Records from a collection
+-------+
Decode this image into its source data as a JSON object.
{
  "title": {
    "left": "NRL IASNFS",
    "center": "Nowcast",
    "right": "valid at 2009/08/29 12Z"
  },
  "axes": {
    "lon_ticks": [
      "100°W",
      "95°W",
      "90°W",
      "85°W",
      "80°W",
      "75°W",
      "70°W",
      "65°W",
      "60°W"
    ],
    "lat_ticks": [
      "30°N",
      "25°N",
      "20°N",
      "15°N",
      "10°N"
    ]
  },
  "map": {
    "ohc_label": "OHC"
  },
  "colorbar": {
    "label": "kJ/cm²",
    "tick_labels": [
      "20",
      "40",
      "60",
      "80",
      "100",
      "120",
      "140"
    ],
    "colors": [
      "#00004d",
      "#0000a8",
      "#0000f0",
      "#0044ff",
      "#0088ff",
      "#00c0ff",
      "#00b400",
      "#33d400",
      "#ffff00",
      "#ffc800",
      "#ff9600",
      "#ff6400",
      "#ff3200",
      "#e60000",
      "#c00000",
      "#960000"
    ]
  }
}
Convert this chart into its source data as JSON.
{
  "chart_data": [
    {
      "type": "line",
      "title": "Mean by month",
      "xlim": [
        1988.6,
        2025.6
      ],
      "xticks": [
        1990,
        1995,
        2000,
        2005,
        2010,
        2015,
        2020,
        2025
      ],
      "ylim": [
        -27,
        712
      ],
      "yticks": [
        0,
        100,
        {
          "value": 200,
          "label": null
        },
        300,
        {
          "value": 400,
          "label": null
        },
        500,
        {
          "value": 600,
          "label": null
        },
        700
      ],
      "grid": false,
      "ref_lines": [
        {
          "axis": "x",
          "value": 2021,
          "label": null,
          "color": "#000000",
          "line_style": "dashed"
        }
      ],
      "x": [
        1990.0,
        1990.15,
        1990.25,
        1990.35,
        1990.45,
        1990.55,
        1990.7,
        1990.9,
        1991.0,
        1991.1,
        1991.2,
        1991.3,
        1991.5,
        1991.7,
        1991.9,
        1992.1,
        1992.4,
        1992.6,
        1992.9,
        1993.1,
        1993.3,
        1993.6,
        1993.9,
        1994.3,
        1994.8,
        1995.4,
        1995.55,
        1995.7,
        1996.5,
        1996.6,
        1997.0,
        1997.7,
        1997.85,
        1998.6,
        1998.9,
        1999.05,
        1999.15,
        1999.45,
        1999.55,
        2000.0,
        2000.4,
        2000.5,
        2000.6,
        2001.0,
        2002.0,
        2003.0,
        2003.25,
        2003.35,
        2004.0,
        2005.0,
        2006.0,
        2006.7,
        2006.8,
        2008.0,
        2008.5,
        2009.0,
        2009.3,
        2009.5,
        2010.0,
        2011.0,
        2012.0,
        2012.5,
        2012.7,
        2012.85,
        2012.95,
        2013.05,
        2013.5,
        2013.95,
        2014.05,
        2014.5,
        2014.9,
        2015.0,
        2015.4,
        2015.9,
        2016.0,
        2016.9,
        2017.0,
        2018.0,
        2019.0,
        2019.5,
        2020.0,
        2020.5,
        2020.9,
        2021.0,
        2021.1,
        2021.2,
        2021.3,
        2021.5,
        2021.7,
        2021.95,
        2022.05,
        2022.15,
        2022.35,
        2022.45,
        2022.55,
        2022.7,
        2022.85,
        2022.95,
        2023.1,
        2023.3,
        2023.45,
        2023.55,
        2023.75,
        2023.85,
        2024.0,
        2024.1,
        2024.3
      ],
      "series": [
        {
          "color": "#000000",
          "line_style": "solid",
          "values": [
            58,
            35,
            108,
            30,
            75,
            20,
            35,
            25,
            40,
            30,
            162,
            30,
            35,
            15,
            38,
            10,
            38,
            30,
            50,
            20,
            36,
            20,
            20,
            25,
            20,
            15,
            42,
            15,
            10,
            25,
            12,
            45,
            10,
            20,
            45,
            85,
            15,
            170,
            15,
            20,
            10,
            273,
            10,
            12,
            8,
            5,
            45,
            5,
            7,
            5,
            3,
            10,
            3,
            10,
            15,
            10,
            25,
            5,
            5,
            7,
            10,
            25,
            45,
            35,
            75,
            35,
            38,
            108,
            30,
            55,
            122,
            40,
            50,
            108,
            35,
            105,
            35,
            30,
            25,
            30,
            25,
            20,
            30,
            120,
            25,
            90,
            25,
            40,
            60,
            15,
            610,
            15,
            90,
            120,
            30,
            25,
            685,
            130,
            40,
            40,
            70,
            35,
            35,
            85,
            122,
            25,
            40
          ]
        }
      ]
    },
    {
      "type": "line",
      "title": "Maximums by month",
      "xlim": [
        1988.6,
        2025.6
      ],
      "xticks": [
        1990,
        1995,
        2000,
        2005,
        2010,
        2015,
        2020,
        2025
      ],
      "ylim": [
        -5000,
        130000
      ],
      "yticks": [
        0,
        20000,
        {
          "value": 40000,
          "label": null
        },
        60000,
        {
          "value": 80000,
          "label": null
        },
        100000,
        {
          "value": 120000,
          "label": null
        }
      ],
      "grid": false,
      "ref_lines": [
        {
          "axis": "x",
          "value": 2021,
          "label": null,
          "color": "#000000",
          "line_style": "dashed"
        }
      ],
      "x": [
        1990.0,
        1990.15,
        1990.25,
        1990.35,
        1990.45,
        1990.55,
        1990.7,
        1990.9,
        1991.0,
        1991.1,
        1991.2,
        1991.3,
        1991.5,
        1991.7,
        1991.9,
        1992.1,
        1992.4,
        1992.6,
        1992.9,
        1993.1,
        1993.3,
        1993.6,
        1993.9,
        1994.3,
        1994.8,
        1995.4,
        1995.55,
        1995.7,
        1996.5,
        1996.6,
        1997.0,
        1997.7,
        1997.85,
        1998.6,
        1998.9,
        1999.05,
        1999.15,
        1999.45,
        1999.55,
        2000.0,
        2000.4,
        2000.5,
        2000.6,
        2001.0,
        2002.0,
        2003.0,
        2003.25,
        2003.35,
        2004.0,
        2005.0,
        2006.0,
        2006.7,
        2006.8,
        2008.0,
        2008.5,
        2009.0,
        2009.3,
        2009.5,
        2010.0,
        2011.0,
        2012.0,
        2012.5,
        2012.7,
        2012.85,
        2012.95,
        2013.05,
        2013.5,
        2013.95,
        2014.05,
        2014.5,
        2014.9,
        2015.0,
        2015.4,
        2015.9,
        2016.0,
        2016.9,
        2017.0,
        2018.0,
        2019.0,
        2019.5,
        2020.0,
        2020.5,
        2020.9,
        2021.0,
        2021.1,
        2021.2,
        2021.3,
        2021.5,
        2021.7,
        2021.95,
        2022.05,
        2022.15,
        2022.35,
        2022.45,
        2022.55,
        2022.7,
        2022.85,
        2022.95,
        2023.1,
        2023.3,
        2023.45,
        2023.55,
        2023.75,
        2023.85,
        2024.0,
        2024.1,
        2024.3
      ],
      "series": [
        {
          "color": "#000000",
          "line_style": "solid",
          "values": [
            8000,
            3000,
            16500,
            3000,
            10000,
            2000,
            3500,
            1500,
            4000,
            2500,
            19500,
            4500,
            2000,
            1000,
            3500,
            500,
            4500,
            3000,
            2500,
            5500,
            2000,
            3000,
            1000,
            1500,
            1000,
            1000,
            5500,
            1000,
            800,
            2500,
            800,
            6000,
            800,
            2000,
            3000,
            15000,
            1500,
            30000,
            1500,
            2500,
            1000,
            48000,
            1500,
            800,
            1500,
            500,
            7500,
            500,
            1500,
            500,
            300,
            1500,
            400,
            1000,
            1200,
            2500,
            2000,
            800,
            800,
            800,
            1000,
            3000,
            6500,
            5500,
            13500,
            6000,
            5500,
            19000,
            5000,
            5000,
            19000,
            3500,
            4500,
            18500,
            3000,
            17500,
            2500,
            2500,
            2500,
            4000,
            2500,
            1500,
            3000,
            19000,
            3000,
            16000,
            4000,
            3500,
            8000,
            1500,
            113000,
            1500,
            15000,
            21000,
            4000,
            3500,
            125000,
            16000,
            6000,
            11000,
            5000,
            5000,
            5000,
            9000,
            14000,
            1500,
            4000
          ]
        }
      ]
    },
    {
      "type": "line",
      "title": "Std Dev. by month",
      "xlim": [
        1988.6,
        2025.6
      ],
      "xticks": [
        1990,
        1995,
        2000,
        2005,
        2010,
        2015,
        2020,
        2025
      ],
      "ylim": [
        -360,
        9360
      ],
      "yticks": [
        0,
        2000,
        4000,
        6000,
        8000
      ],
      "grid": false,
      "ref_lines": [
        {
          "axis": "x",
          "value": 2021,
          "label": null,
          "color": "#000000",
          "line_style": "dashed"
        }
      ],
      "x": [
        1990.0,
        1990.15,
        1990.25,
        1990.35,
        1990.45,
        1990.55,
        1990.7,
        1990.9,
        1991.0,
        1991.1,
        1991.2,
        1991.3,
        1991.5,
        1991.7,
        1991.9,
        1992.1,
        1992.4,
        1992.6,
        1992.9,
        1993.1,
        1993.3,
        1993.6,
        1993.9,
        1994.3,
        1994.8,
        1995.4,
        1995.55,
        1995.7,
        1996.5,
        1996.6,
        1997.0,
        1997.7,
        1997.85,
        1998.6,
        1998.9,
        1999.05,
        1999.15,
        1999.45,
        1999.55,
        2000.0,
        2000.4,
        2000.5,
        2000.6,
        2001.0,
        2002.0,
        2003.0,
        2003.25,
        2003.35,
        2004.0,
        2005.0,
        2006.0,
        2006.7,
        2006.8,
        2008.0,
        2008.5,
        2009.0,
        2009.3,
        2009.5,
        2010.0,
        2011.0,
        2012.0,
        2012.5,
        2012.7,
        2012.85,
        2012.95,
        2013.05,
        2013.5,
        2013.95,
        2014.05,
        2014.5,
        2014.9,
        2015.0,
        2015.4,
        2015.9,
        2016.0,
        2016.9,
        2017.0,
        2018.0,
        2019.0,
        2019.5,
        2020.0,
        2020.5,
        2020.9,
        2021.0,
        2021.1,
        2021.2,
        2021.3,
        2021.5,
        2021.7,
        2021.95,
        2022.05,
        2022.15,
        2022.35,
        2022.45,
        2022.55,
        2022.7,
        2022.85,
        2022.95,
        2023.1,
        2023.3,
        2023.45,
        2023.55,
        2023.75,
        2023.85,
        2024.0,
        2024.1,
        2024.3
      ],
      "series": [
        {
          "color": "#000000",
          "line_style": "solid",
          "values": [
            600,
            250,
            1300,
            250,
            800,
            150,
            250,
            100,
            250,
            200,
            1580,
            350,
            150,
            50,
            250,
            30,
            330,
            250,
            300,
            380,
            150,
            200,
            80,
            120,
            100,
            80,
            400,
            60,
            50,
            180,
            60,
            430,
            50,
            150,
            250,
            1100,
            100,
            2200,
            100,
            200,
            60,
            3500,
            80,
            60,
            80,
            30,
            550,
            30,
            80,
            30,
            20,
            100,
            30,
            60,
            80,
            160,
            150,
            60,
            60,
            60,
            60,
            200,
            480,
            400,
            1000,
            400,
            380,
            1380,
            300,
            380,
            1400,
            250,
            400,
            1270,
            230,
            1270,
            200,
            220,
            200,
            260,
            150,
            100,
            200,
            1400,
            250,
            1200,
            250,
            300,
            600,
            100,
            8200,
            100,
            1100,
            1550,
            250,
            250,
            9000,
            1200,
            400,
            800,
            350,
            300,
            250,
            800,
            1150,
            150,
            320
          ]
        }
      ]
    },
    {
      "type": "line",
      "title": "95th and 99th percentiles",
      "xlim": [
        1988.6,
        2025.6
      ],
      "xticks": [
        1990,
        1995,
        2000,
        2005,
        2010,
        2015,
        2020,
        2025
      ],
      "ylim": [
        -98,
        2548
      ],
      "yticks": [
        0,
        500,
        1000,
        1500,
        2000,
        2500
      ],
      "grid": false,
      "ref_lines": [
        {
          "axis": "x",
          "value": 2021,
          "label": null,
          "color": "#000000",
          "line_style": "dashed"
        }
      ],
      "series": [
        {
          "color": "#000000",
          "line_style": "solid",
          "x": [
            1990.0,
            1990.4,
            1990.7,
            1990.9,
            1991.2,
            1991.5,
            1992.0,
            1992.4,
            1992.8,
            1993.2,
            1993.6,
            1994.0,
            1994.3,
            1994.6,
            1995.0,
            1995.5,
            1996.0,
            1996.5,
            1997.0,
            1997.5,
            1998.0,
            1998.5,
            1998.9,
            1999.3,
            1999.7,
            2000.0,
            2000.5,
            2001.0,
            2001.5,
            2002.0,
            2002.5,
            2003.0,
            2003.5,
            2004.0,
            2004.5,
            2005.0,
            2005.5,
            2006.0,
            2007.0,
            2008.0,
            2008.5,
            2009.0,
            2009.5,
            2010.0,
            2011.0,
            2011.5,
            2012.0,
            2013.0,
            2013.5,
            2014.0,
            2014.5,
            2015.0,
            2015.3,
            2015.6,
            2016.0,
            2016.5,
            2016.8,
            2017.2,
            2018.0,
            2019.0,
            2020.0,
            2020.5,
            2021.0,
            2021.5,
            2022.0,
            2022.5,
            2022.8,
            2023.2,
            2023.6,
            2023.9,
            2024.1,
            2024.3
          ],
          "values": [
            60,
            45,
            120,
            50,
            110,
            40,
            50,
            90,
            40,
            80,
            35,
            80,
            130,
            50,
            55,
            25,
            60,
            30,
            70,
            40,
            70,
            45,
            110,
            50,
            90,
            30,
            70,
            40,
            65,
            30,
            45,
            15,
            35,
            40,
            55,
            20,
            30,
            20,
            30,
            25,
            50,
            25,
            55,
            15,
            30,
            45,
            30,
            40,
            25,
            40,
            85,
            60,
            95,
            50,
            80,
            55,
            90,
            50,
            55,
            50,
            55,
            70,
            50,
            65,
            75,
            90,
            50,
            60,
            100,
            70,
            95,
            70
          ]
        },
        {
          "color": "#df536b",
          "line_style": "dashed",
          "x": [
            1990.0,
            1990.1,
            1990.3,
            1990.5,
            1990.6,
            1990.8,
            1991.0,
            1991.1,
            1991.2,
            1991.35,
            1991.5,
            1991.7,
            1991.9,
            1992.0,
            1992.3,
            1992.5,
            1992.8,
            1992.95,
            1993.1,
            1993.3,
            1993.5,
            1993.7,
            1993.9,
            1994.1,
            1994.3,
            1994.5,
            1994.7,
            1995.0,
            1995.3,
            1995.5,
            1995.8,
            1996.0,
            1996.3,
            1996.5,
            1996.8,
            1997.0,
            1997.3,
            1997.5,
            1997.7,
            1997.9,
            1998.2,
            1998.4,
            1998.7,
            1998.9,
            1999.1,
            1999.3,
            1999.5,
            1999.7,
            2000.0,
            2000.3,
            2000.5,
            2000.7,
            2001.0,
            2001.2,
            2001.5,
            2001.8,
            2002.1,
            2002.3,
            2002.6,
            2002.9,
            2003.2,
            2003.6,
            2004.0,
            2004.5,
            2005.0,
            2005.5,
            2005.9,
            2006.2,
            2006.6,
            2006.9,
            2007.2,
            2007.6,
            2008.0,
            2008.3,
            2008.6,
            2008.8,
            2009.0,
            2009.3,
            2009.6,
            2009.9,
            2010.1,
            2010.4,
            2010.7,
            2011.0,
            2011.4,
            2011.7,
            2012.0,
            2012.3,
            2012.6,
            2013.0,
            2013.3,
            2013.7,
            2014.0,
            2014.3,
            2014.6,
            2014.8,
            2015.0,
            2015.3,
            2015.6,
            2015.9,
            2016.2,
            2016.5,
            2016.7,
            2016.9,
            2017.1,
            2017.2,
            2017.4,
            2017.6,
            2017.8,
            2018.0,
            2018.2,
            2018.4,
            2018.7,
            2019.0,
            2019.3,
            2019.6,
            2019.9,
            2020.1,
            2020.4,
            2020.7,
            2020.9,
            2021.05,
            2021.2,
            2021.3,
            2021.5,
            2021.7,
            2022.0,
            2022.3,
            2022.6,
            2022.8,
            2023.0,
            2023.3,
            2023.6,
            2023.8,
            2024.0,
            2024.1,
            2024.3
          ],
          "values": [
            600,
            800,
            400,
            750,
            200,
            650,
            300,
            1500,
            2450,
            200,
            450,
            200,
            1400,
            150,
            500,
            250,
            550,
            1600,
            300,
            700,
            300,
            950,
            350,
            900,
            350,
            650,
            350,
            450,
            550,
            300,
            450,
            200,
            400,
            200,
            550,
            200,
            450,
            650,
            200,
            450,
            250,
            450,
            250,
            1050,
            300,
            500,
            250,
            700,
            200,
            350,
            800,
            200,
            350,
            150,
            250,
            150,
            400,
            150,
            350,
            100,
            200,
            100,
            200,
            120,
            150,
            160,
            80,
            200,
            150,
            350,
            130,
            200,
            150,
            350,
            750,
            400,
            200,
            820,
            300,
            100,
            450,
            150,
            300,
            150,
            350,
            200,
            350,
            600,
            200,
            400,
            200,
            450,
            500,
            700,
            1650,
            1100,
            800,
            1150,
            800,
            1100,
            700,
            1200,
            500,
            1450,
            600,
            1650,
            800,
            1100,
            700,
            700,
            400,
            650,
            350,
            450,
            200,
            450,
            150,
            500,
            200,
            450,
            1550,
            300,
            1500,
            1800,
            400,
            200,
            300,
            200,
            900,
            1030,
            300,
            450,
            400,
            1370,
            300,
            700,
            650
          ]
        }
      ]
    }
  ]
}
+-------+
_TO DO_
Every line of the listing that holds "month" should be found and copied.

_ANSWER FOR THIS EXERCISE_
      "title": "Mean by month",
      "title": "Maximums by month",
      "title": "Std Dev. by month",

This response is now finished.